* BEGIN Data for the task *

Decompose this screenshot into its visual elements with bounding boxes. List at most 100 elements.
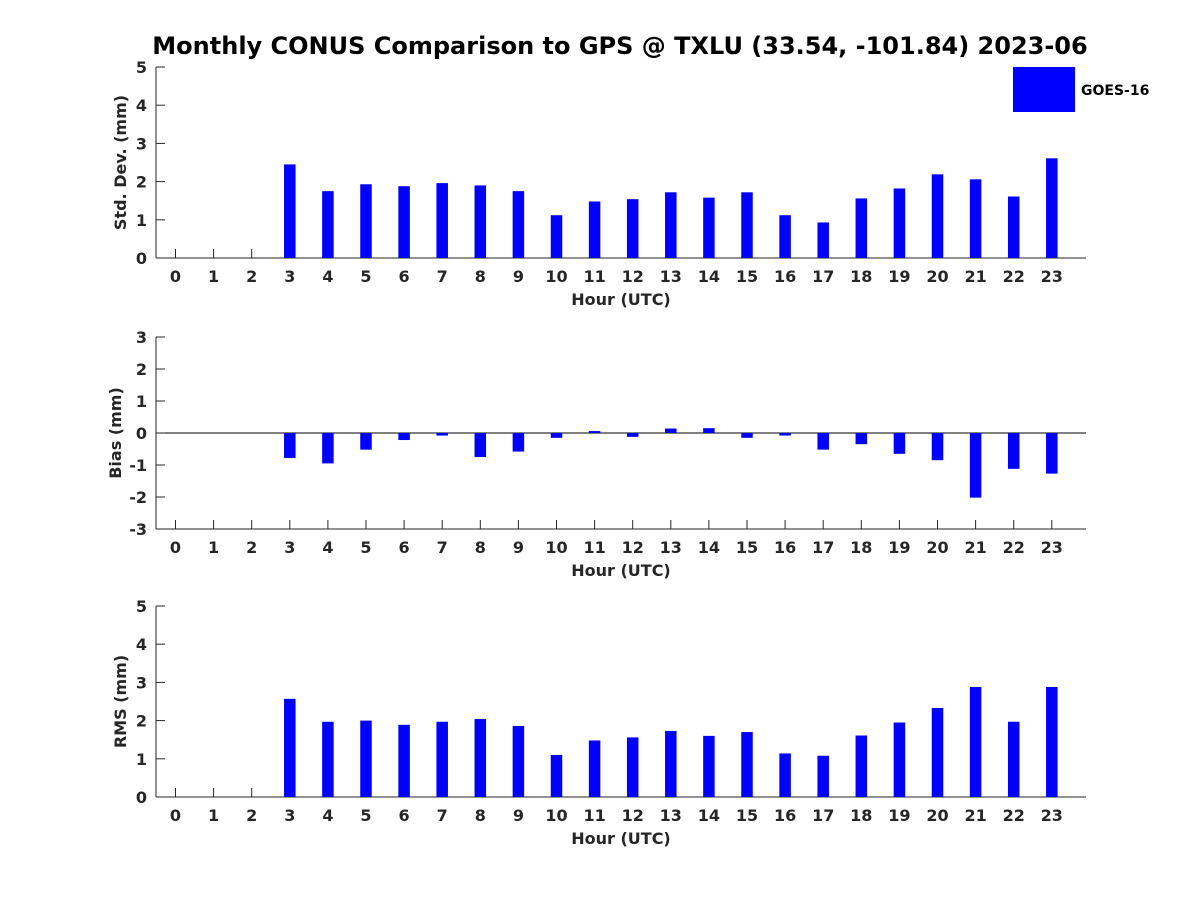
std-dev-x-tick-label: 23: [1041, 267, 1063, 286]
rms-y-tick-label: 2: [136, 712, 147, 731]
rms-bar: [474, 719, 487, 797]
legend: GOES-16: [1013, 67, 1149, 112]
bias-bar: [284, 433, 296, 458]
rms-x-tick-label: 8: [475, 806, 486, 825]
std-dev-bar: [360, 184, 372, 258]
bias-x-tick-label: 11: [583, 538, 605, 557]
rms-bar: [931, 707, 944, 797]
bias-y-axis-label: Bias (mm): [106, 387, 125, 479]
bias-x-axis-label: Hour (UTC): [571, 561, 671, 580]
rms-x-tick-label: 23: [1041, 806, 1063, 825]
bias-x-tick-label: 2: [246, 538, 257, 557]
std-dev-x-tick-label: 19: [888, 267, 910, 286]
rms-x-tick-label: 2: [246, 806, 257, 825]
rms-x-tick-label: 11: [583, 806, 605, 825]
rms-x-tick-label: 21: [964, 806, 986, 825]
bias-x-tick-label: 4: [322, 538, 333, 557]
std-dev-bar: [284, 164, 296, 258]
std-dev-x-tick-label: 11: [583, 267, 605, 286]
std-dev-x-tick-label: 15: [736, 267, 758, 286]
rms-bar: [322, 721, 334, 797]
std-dev-x-tick-label: 8: [475, 267, 486, 286]
rms-y-tick-label: 0: [136, 788, 147, 807]
rms-bar: [626, 737, 639, 797]
bias-x-tick-label: 21: [964, 538, 986, 557]
rms-bar: [1046, 686, 1058, 797]
std-dev-bar: [512, 191, 525, 258]
rms-x-tick-label: 14: [698, 806, 720, 825]
rms-bar: [969, 686, 982, 797]
std-dev-bar: [322, 191, 334, 258]
std-dev-y-tick-label: 1: [136, 211, 147, 230]
legend-label: GOES-16: [1081, 83, 1149, 99]
rms-bar: [436, 721, 448, 797]
std-dev-bar: [550, 215, 563, 258]
std-dev-x-tick-label: 12: [622, 267, 644, 286]
rms-bar: [893, 722, 906, 797]
std-dev-y-tick-label: 3: [136, 134, 147, 153]
std-dev-bar: [779, 215, 791, 258]
bias-bar: [817, 433, 829, 450]
std-dev-x-tick-label: 0: [170, 267, 181, 286]
bias-x-tick-label: 15: [736, 538, 758, 557]
std-dev-bar: [398, 186, 410, 258]
std-dev-bar: [703, 197, 715, 258]
rms-bar: [284, 698, 296, 797]
std-dev-y-tick-label: 5: [136, 58, 147, 77]
rms-x-tick-label: 9: [513, 806, 524, 825]
bias-y-tick-label: 0: [136, 424, 147, 443]
rms-x-tick-label: 15: [736, 806, 758, 825]
bias-x-tick-label: 1: [208, 538, 219, 557]
rms-x-tick-label: 18: [850, 806, 872, 825]
bias-bar: [322, 433, 334, 464]
bias-bar: [741, 433, 753, 438]
rms-bar: [512, 725, 525, 797]
std-dev-bar: [588, 201, 601, 258]
std-dev-x-tick-label: 10: [545, 267, 567, 286]
rms-y-tick-label: 4: [136, 635, 147, 654]
rms-x-tick-label: 19: [888, 806, 910, 825]
std-dev-bar: [741, 192, 753, 258]
rms-x-tick-label: 16: [774, 806, 796, 825]
bias-bar: [703, 428, 715, 433]
rms-bar: [1007, 721, 1020, 797]
std-dev-bar: [665, 192, 677, 258]
rms-bar: [665, 730, 677, 797]
bias-bar: [969, 433, 982, 498]
bias-x-tick-label: 8: [475, 538, 486, 557]
rms-x-tick-label: 0: [170, 806, 181, 825]
std-dev-x-tick-label: 16: [774, 267, 796, 286]
rms-bar: [741, 732, 753, 797]
std-dev-x-tick-label: 18: [850, 267, 872, 286]
bias-y-tick-label: -3: [129, 520, 147, 539]
rms-x-tick-label: 7: [437, 806, 448, 825]
bias-x-tick-label: 0: [170, 538, 181, 557]
legend-swatch: [1013, 67, 1075, 112]
rms-bar: [703, 735, 715, 797]
std-dev-bar: [969, 179, 982, 258]
std-dev-x-axis-label: Hour (UTC): [571, 290, 671, 309]
rms-y-axis-label: RMS (mm): [111, 655, 130, 748]
rms-bar: [398, 724, 410, 797]
std-dev-x-tick-label: 3: [284, 267, 295, 286]
bias-x-tick-label: 19: [888, 538, 910, 557]
std-dev-bar: [474, 185, 487, 258]
rms-y-tick-label: 3: [136, 673, 147, 692]
std-dev-x-tick-label: 13: [660, 267, 682, 286]
std-dev-x-tick-label: 4: [322, 267, 333, 286]
std-dev-x-tick-label: 2: [246, 267, 257, 286]
bias-x-tick-label: 18: [850, 538, 872, 557]
std-dev-y-axis-label: Std. Dev. (mm): [111, 95, 130, 230]
bias-x-tick-label: 3: [284, 538, 295, 557]
bias-x-tick-label: 13: [660, 538, 682, 557]
bias-y-tick-label: -2: [129, 488, 147, 507]
std-dev-x-tick-label: 17: [812, 267, 834, 286]
std-dev-bar: [1007, 196, 1020, 258]
bias-bar: [1046, 433, 1058, 474]
rms-x-tick-label: 20: [926, 806, 948, 825]
std-dev-y-tick-label: 0: [136, 249, 147, 268]
rms-x-tick-label: 12: [622, 806, 644, 825]
rms-x-tick-label: 10: [545, 806, 567, 825]
rms-x-tick-label: 17: [812, 806, 834, 825]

* END Data for the task *

Given request ->
Copy out the records above word for word, leaving out any pictures.

Solution below ->
Decompose this screenshot into its visual elements with bounding boxes. List at most 100 elements.
std-dev-x-tick-label: 23: [1041, 267, 1063, 286]
rms-y-tick-label: 2: [136, 712, 147, 731]
rms-bar: [474, 719, 487, 797]
legend: GOES-16: [1013, 67, 1149, 112]
bias-bar: [284, 433, 296, 458]
rms-x-tick-label: 8: [475, 806, 486, 825]
std-dev-bar: [360, 184, 372, 258]
bias-x-tick-label: 11: [583, 538, 605, 557]
rms-bar: [931, 707, 944, 797]
bias-y-axis-label: Bias (mm): [106, 387, 125, 479]
bias-x-axis-label: Hour (UTC): [571, 561, 671, 580]
rms-x-tick-label: 23: [1041, 806, 1063, 825]
bias-x-tick-label: 2: [246, 538, 257, 557]
std-dev-x-tick-label: 19: [888, 267, 910, 286]
rms-x-tick-label: 2: [246, 806, 257, 825]
rms-x-tick-label: 11: [583, 806, 605, 825]
rms-x-tick-label: 21: [964, 806, 986, 825]
bias-x-tick-label: 4: [322, 538, 333, 557]
std-dev-bar: [284, 164, 296, 258]
std-dev-x-tick-label: 11: [583, 267, 605, 286]
std-dev-x-tick-label: 15: [736, 267, 758, 286]
rms-bar: [322, 721, 334, 797]
std-dev-x-tick-label: 8: [475, 267, 486, 286]
rms-y-tick-label: 0: [136, 788, 147, 807]
rms-bar: [626, 737, 639, 797]
bias-x-tick-label: 21: [964, 538, 986, 557]
rms-bar: [1046, 686, 1058, 797]
std-dev-bar: [512, 191, 525, 258]
rms-x-tick-label: 14: [698, 806, 720, 825]
rms-bar: [969, 686, 982, 797]
std-dev-bar: [322, 191, 334, 258]
std-dev-y-tick-label: 1: [136, 211, 147, 230]
legend-label: GOES-16: [1081, 83, 1149, 99]
rms-bar: [436, 721, 448, 797]
std-dev-bar: [550, 215, 563, 258]
std-dev-x-tick-label: 12: [622, 267, 644, 286]
rms-bar: [893, 722, 906, 797]
std-dev-y-tick-label: 3: [136, 134, 147, 153]
std-dev-bar: [779, 215, 791, 258]
bias-bar: [817, 433, 829, 450]
std-dev-x-tick-label: 0: [170, 267, 181, 286]
bias-x-tick-label: 15: [736, 538, 758, 557]
std-dev-bar: [398, 186, 410, 258]
std-dev-bar: [703, 197, 715, 258]
rms-bar: [284, 698, 296, 797]
std-dev-y-tick-label: 5: [136, 58, 147, 77]
rms-x-tick-label: 9: [513, 806, 524, 825]
bias-y-tick-label: 0: [136, 424, 147, 443]
rms-x-tick-label: 15: [736, 806, 758, 825]
bias-x-tick-label: 1: [208, 538, 219, 557]
rms-x-tick-label: 18: [850, 806, 872, 825]
bias-bar: [322, 433, 334, 464]
bias-bar: [741, 433, 753, 438]
rms-bar: [512, 725, 525, 797]
std-dev-bar: [588, 201, 601, 258]
std-dev-x-tick-label: 10: [545, 267, 567, 286]
rms-y-tick-label: 4: [136, 635, 147, 654]
rms-x-tick-label: 19: [888, 806, 910, 825]
std-dev-bar: [741, 192, 753, 258]
rms-x-tick-label: 16: [774, 806, 796, 825]
bias-bar: [703, 428, 715, 433]
rms-bar: [1007, 721, 1020, 797]
std-dev-bar: [665, 192, 677, 258]
rms-bar: [665, 730, 677, 797]
bias-bar: [969, 433, 982, 498]
bias-x-tick-label: 8: [475, 538, 486, 557]
rms-x-tick-label: 0: [170, 806, 181, 825]
std-dev-x-tick-label: 16: [774, 267, 796, 286]
rms-bar: [741, 732, 753, 797]
std-dev-x-tick-label: 18: [850, 267, 872, 286]
bias-y-tick-label: -3: [129, 520, 147, 539]
rms-x-tick-label: 7: [437, 806, 448, 825]
bias-x-tick-label: 0: [170, 538, 181, 557]
legend-swatch: [1013, 67, 1075, 112]
rms-bar: [703, 735, 715, 797]
std-dev-bar: [969, 179, 982, 258]
std-dev-x-axis-label: Hour (UTC): [571, 290, 671, 309]
rms-y-axis-label: RMS (mm): [111, 655, 130, 748]
rms-bar: [398, 724, 410, 797]
std-dev-x-tick-label: 3: [284, 267, 295, 286]
bias-x-tick-label: 19: [888, 538, 910, 557]
std-dev-bar: [474, 185, 487, 258]
rms-y-tick-label: 3: [136, 673, 147, 692]
std-dev-x-tick-label: 13: [660, 267, 682, 286]
std-dev-x-tick-label: 4: [322, 267, 333, 286]
std-dev-x-tick-label: 2: [246, 267, 257, 286]
bias-x-tick-label: 18: [850, 538, 872, 557]
std-dev-y-axis-label: Std. Dev. (mm): [111, 95, 130, 230]
bias-x-tick-label: 3: [284, 538, 295, 557]
bias-x-tick-label: 13: [660, 538, 682, 557]
bias-y-tick-label: -2: [129, 488, 147, 507]
std-dev-x-tick-label: 17: [812, 267, 834, 286]
std-dev-bar: [1007, 196, 1020, 258]
bias-bar: [1046, 433, 1058, 474]
rms-x-tick-label: 20: [926, 806, 948, 825]
std-dev-y-tick-label: 0: [136, 249, 147, 268]
rms-x-tick-label: 12: [622, 806, 644, 825]
rms-x-tick-label: 10: [545, 806, 567, 825]
rms-x-tick-label: 17: [812, 806, 834, 825]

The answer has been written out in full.